>> Start MATERIAL SHOWN
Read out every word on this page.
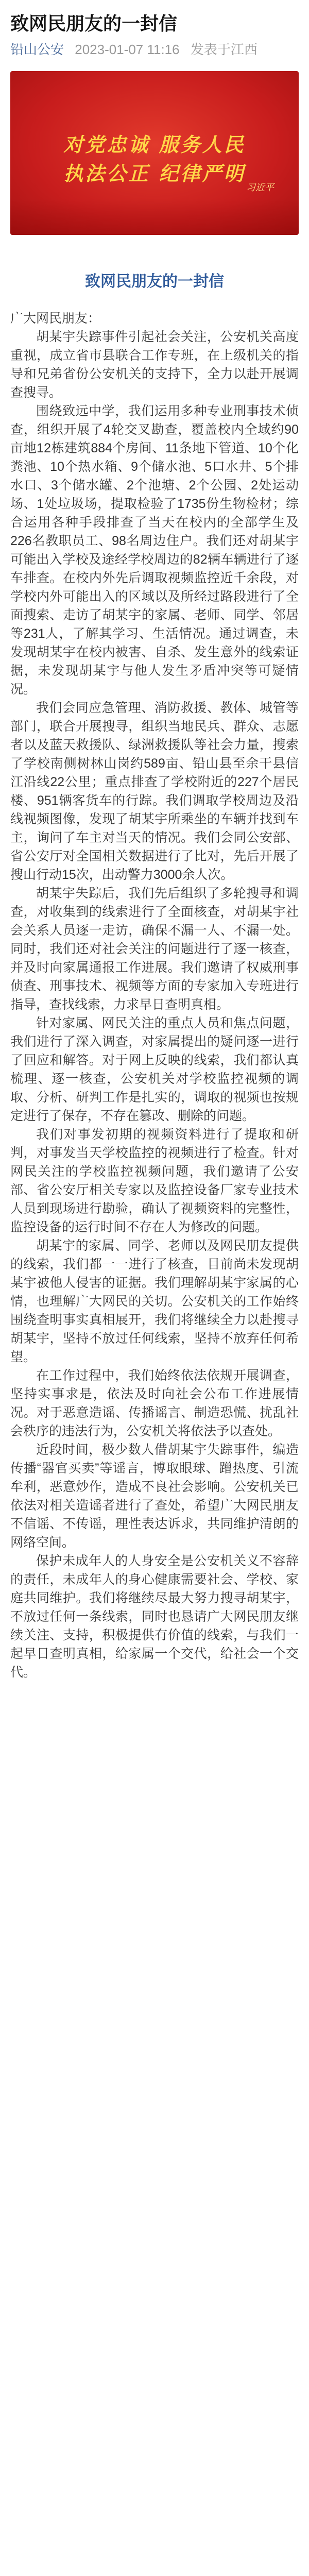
致网民朋友的一封信
铅山公安 2023-01-07 11:16 发表于江西
对党忠诚 服务人民
执法公正 纪律严明
习近平
致网民朋友的一封信

广大网民朋友：

胡某宇失踪事件引起社会关注，公安机关高度重视，成立省市县联合工作专班，在上级机关的指导和兄弟省份公安机关的支持下，全力以赴开展调查搜寻。

围绕致远中学，我们运用多种专业刑事技术侦查，组织开展了4轮交叉勘查，覆盖校内全域约90亩地12栋建筑884个房间、11条地下管道、10个化粪池、10个热水箱、9个储水池、5口水井、5个排水口、3个储水罐、2个池塘、2个公园、2处运动场、1处垃圾场，提取检验了1735份生物检材；综合运用各种手段排查了当天在校内的全部学生及226名教职员工、98名周边住户。我们还对胡某宇可能出入学校及途经学校周边的82辆车辆进行了逐车排查。在校内外先后调取视频监控近千余段，对学校内外可能出入的区域以及所经过路段进行了全面搜索、走访了胡某宇的家属、老师、同学、邻居等231人，了解其学习、生活情况。通过调查，未发现胡某宇在校内被害、自杀、发生意外的线索证据，未发现胡某宇与他人发生矛盾冲突等可疑情况。

我们会同应急管理、消防救援、教体、城管等部门，联合开展搜寻，组织当地民兵、群众、志愿者以及蓝天救援队、绿洲救援队等社会力量，搜索了学校南侧树林山岗约589亩、铅山县至余干县信江沿线22公里；重点排查了学校附近的227个居民楼、951辆客货车的行踪。我们调取学校周边及沿线视频图像，发现了胡某宇所乘坐的车辆并找到车主，询问了车主对当天的情况。我们会同公安部、省公安厅对全国相关数据进行了比对，先后开展了搜山行动15次，出动警力3000余人次。

胡某宇失踪后，我们先后组织了多轮搜寻和调查，对收集到的线索进行了全面核查，对胡某宇社会关系人员逐一走访，确保不漏一人、不漏一处。同时，我们还对社会关注的问题进行了逐一核查，并及时向家属通报工作进展。我们邀请了权威刑事侦查、刑事技术、视频等方面的专家加入专班进行指导，查找线索，力求早日查明真相。

针对家属、网民关注的重点人员和焦点问题，我们进行了深入调查，对家属提出的疑问逐一进行了回应和解答。对于网上反映的线索，我们都认真梳理、逐一核查，公安机关对学校监控视频的调取、分析、研判工作是扎实的，调取的视频也按规定进行了保存，不存在篡改、删除的问题。

我们对事发初期的视频资料进行了提取和研判，对事发当天学校监控的视频进行了检查。针对网民关注的学校监控视频问题，我们邀请了公安部、省公安厅相关专家以及监控设备厂家专业技术人员到现场进行勘验，确认了视频资料的完整性，监控设备的运行时间不存在人为修改的问题。

胡某宇的家属、同学、老师以及网民朋友提供的线索，我们都一一进行了核查，目前尚未发现胡某宇被他人侵害的证据。我们理解胡某宇家属的心情，也理解广大网民的关切。公安机关的工作始终围绕查明事实真相展开，我们将继续全力以赴搜寻胡某宇，坚持不放过任何线索，坚持不放弃任何希望。

在工作过程中，我们始终依法依规开展调查，坚持实事求是，依法及时向社会公布工作进展情况。对于恶意造谣、传播谣言、制造恐慌、扰乱社会秩序的违法行为，公安机关将依法予以查处。

近段时间，极少数人借胡某宇失踪事件，编造传播“器官买卖”等谣言，博取眼球、蹭热度、引流牟利，恶意炒作，造成不良社会影响。公安机关已依法对相关造谣者进行了查处，希望广大网民朋友不信谣、不传谣，理性表达诉求，共同维护清朗的网络空间。

保护未成年人的人身安全是公安机关义不容辞的责任，未成年人的身心健康需要社会、学校、家庭共同维护。我们将继续尽最大努力搜寻胡某宇，不放过任何一条线索，同时也恳请广大网民朋友继续关注、支持，积极提供有价值的线索，与我们一起早日查明真相，给家属一个交代，给社会一个交代。
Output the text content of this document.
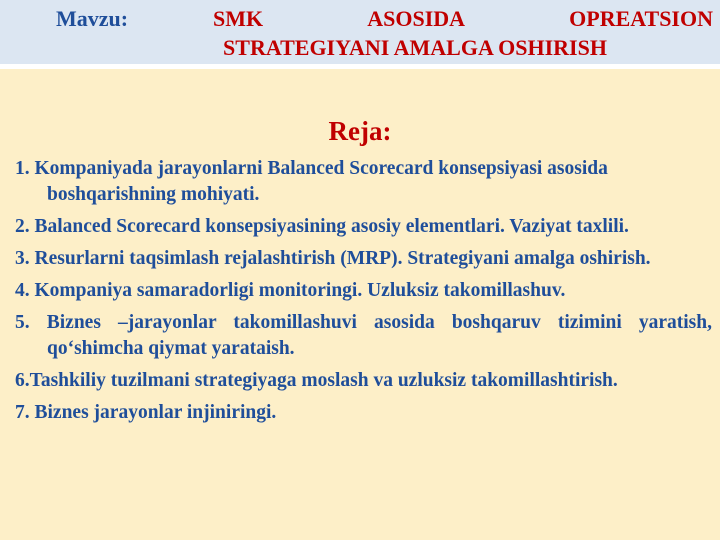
Mavzu:	SMK	ASOSIDA	OPREATSION
STRATEGIYANI AMALGA OSHIRISH
Reja:
1. Kompaniyada jarayonlarni Balanced Scorecard konsepsiyasi asosida boshqarishning mohiyati.
2. Balanced Scorecard konsepsiyasining asosiy elementlari. Vaziyat taxlili.
3. Resurlarni taqsimlash rejalashtirish (MRP). Strategiyani amalga oshirish.
4. Kompaniya samaradorligi monitoringi. Uzluksiz takomillashuv.
5. Biznes –jarayonlar takomillashuvi asosida boshqaruv tizimini yaratish, qo‘shimcha qiymat yarataish.
6.Tashkiliy tuzilmani strategiyaga moslash va uzluksiz takomillashtirish.
7. Biznes jarayonlar injiniringi.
>> End MATERIAL SHOWN
# [WHAT IS EXPECTED]
Going from the line with "Output the text content of this document." to the last line of the listing, write out each line exactly and nothing else. Leave out all pictures.

# [FINAL ANSWER]
Output the text content of this document.
Mavzu:	SMK	ASOSIDA	OPREATSION
STRATEGIYANI AMALGA OSHIRISH
Reja:
1. Kompaniyada jarayonlarni Balanced Scorecard konsepsiyasi asosida boshqarishning mohiyati.
2. Balanced Scorecard konsepsiyasining asosiy elementlari. Vaziyat taxlili.
3. Resurlarni taqsimlash rejalashtirish (MRP). Strategiyani amalga oshirish.
4. Kompaniya samaradorligi monitoringi. Uzluksiz takomillashuv.
5. Biznes –jarayonlar takomillashuvi asosida boshqaruv tizimini yaratish, qo‘shimcha qiymat yarataish.
6.Tashkiliy tuzilmani strategiyaga moslash va uzluksiz takomillashtirish.
7. Biznes jarayonlar injiniringi.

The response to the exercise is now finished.